Quote each record exactly, please, leaving none out.

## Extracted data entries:
------------------------

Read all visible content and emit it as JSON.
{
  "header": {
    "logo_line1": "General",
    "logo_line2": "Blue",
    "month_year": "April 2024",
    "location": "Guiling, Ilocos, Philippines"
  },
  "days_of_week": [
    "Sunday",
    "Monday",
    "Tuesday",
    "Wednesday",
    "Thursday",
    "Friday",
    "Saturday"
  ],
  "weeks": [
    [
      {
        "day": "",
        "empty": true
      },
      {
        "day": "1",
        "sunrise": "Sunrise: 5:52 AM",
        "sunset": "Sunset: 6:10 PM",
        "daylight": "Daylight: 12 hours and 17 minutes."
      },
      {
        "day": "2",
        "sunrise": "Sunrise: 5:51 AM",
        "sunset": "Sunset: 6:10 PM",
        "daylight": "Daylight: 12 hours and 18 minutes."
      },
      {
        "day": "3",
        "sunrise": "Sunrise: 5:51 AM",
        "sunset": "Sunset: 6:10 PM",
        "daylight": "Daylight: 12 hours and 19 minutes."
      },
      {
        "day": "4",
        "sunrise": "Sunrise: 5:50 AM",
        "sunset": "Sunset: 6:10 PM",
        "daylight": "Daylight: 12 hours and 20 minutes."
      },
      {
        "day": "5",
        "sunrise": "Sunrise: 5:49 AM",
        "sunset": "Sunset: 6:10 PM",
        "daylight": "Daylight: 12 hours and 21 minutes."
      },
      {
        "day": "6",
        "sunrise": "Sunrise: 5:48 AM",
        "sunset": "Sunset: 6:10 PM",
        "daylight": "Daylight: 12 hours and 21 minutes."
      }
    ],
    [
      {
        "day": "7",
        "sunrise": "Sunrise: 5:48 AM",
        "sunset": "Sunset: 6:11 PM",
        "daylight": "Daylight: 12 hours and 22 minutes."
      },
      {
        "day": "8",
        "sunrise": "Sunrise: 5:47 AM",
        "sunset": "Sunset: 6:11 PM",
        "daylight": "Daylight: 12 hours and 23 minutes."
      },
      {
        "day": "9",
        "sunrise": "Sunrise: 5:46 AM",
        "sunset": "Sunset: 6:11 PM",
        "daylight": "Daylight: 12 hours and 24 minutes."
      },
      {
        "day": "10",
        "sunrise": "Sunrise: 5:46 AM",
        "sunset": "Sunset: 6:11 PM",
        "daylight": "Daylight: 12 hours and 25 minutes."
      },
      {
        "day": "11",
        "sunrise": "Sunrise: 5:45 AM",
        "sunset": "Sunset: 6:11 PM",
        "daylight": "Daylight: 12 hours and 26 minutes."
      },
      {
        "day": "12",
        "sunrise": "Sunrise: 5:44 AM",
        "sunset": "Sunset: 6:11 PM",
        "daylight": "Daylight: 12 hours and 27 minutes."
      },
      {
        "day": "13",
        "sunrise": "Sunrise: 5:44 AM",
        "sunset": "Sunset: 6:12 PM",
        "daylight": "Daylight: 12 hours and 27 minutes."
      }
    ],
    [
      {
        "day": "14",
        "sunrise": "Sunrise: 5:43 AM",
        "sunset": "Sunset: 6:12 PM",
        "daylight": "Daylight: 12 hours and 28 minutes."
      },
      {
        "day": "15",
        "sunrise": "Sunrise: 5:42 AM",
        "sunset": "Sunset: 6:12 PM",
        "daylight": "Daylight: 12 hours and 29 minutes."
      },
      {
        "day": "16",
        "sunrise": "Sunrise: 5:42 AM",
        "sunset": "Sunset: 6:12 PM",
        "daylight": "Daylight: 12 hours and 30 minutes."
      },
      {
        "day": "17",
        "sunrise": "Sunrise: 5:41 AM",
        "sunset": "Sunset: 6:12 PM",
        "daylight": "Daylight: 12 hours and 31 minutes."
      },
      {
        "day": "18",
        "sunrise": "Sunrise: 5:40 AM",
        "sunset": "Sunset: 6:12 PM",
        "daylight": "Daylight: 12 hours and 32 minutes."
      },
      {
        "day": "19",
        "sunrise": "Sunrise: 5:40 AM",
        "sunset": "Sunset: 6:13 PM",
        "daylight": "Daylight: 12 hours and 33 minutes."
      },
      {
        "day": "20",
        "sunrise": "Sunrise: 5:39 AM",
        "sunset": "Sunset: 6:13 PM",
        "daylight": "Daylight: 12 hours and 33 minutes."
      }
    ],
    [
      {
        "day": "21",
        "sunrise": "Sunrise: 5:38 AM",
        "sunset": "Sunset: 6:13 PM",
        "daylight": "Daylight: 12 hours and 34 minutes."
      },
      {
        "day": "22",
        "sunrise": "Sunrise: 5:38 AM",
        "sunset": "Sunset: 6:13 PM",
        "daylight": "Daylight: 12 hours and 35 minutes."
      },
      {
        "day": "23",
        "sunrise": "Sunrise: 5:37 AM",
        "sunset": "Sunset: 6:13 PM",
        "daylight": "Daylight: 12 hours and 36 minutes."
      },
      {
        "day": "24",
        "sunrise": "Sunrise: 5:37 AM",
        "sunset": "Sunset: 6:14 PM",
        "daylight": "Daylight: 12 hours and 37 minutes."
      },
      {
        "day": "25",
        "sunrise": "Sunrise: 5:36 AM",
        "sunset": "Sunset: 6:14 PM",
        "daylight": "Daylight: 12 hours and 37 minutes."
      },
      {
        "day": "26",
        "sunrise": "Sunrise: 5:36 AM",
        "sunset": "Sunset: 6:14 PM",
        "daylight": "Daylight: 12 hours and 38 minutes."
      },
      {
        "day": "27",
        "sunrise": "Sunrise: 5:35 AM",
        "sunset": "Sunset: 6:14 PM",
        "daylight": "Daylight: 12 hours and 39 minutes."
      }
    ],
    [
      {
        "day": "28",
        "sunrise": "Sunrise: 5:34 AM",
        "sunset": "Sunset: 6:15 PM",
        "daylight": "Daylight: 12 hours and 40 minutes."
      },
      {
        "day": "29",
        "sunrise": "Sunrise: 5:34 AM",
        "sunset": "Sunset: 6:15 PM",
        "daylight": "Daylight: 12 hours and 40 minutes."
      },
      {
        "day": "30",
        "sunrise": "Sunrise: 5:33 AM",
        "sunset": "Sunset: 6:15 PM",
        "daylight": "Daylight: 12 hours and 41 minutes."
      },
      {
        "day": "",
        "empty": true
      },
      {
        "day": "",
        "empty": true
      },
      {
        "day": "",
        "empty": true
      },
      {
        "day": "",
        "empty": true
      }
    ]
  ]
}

------------------------

## ANSWER TO THIS EXERCISE:
Read all visible content and emit it as JSON.
{
  "header": {
    "logo_line1": "General",
    "logo_line2": "Blue",
    "month_year": "April 2024",
    "location": "Guiling, Ilocos, Philippines"
  },
  "days_of_week": [
    "Sunday",
    "Monday",
    "Tuesday",
    "Wednesday",
    "Thursday",
    "Friday",
    "Saturday"
  ],
  "weeks": [
    [
      {
        "day": "",
        "empty": true
      },
      {
        "day": "1",
        "sunrise": "Sunrise: 5:52 AM",
        "sunset": "Sunset: 6:10 PM",
        "daylight": "Daylight: 12 hours and 17 minutes."
      },
      {
        "day": "2",
        "sunrise": "Sunrise: 5:51 AM",
        "sunset": "Sunset: 6:10 PM",
        "daylight": "Daylight: 12 hours and 18 minutes."
      },
      {
        "day": "3",
        "sunrise": "Sunrise: 5:51 AM",
        "sunset": "Sunset: 6:10 PM",
        "daylight": "Daylight: 12 hours and 19 minutes."
      },
      {
        "day": "4",
        "sunrise": "Sunrise: 5:50 AM",
        "sunset": "Sunset: 6:10 PM",
        "daylight": "Daylight: 12 hours and 20 minutes."
      },
      {
        "day": "5",
        "sunrise": "Sunrise: 5:49 AM",
        "sunset": "Sunset: 6:10 PM",
        "daylight": "Daylight: 12 hours and 21 minutes."
      },
      {
        "day": "6",
        "sunrise": "Sunrise: 5:48 AM",
        "sunset": "Sunset: 6:10 PM",
        "daylight": "Daylight: 12 hours and 21 minutes."
      }
    ],
    [
      {
        "day": "7",
        "sunrise": "Sunrise: 5:48 AM",
        "sunset": "Sunset: 6:11 PM",
        "daylight": "Daylight: 12 hours and 22 minutes."
      },
      {
        "day": "8",
        "sunrise": "Sunrise: 5:47 AM",
        "sunset": "Sunset: 6:11 PM",
        "daylight": "Daylight: 12 hours and 23 minutes."
      },
      {
        "day": "9",
        "sunrise": "Sunrise: 5:46 AM",
        "sunset": "Sunset: 6:11 PM",
        "daylight": "Daylight: 12 hours and 24 minutes."
      },
      {
        "day": "10",
        "sunrise": "Sunrise: 5:46 AM",
        "sunset": "Sunset: 6:11 PM",
        "daylight": "Daylight: 12 hours and 25 minutes."
      },
      {
        "day": "11",
        "sunrise": "Sunrise: 5:45 AM",
        "sunset": "Sunset: 6:11 PM",
        "daylight": "Daylight: 12 hours and 26 minutes."
      },
      {
        "day": "12",
        "sunrise": "Sunrise: 5:44 AM",
        "sunset": "Sunset: 6:11 PM",
        "daylight": "Daylight: 12 hours and 27 minutes."
      },
      {
        "day": "13",
        "sunrise": "Sunrise: 5:44 AM",
        "sunset": "Sunset: 6:12 PM",
        "daylight": "Daylight: 12 hours and 27 minutes."
      }
    ],
    [
      {
        "day": "14",
        "sunrise": "Sunrise: 5:43 AM",
        "sunset": "Sunset: 6:12 PM",
        "daylight": "Daylight: 12 hours and 28 minutes."
      },
      {
        "day": "15",
        "sunrise": "Sunrise: 5:42 AM",
        "sunset": "Sunset: 6:12 PM",
        "daylight": "Daylight: 12 hours and 29 minutes."
      },
      {
        "day": "16",
        "sunrise": "Sunrise: 5:42 AM",
        "sunset": "Sunset: 6:12 PM",
        "daylight": "Daylight: 12 hours and 30 minutes."
      },
      {
        "day": "17",
        "sunrise": "Sunrise: 5:41 AM",
        "sunset": "Sunset: 6:12 PM",
        "daylight": "Daylight: 12 hours and 31 minutes."
      },
      {
        "day": "18",
        "sunrise": "Sunrise: 5:40 AM",
        "sunset": "Sunset: 6:12 PM",
        "daylight": "Daylight: 12 hours and 32 minutes."
      },
      {
        "day": "19",
        "sunrise": "Sunrise: 5:40 AM",
        "sunset": "Sunset: 6:13 PM",
        "daylight": "Daylight: 12 hours and 33 minutes."
      },
      {
        "day": "20",
        "sunrise": "Sunrise: 5:39 AM",
        "sunset": "Sunset: 6:13 PM",
        "daylight": "Daylight: 12 hours and 33 minutes."
      }
    ],
    [
      {
        "day": "21",
        "sunrise": "Sunrise: 5:38 AM",
        "sunset": "Sunset: 6:13 PM",
        "daylight": "Daylight: 12 hours and 34 minutes."
      },
      {
        "day": "22",
        "sunrise": "Sunrise: 5:38 AM",
        "sunset": "Sunset: 6:13 PM",
        "daylight": "Daylight: 12 hours and 35 minutes."
      },
      {
        "day": "23",
        "sunrise": "Sunrise: 5:37 AM",
        "sunset": "Sunset: 6:13 PM",
        "daylight": "Daylight: 12 hours and 36 minutes."
      },
      {
        "day": "24",
        "sunrise": "Sunrise: 5:37 AM",
        "sunset": "Sunset: 6:14 PM",
        "daylight": "Daylight: 12 hours and 37 minutes."
      },
      {
        "day": "25",
        "sunrise": "Sunrise: 5:36 AM",
        "sunset": "Sunset: 6:14 PM",
        "daylight": "Daylight: 12 hours and 37 minutes."
      },
      {
        "day": "26",
        "sunrise": "Sunrise: 5:36 AM",
        "sunset": "Sunset: 6:14 PM",
        "daylight": "Daylight: 12 hours and 38 minutes."
      },
      {
        "day": "27",
        "sunrise": "Sunrise: 5:35 AM",
        "sunset": "Sunset: 6:14 PM",
        "daylight": "Daylight: 12 hours and 39 minutes."
      }
    ],
    [
      {
        "day": "28",
        "sunrise": "Sunrise: 5:34 AM",
        "sunset": "Sunset: 6:15 PM",
        "daylight": "Daylight: 12 hours and 40 minutes."
      },
      {
        "day": "29",
        "sunrise": "Sunrise: 5:34 AM",
        "sunset": "Sunset: 6:15 PM",
        "daylight": "Daylight: 12 hours and 40 minutes."
      },
      {
        "day": "30",
        "sunrise": "Sunrise: 5:33 AM",
        "sunset": "Sunset: 6:15 PM",
        "daylight": "Daylight: 12 hours and 41 minutes."
      },
      {
        "day": "",
        "empty": true
      },
      {
        "day": "",
        "empty": true
      },
      {
        "day": "",
        "empty": true
      },
      {
        "day": "",
        "empty": true
      }
    ]
  ]
}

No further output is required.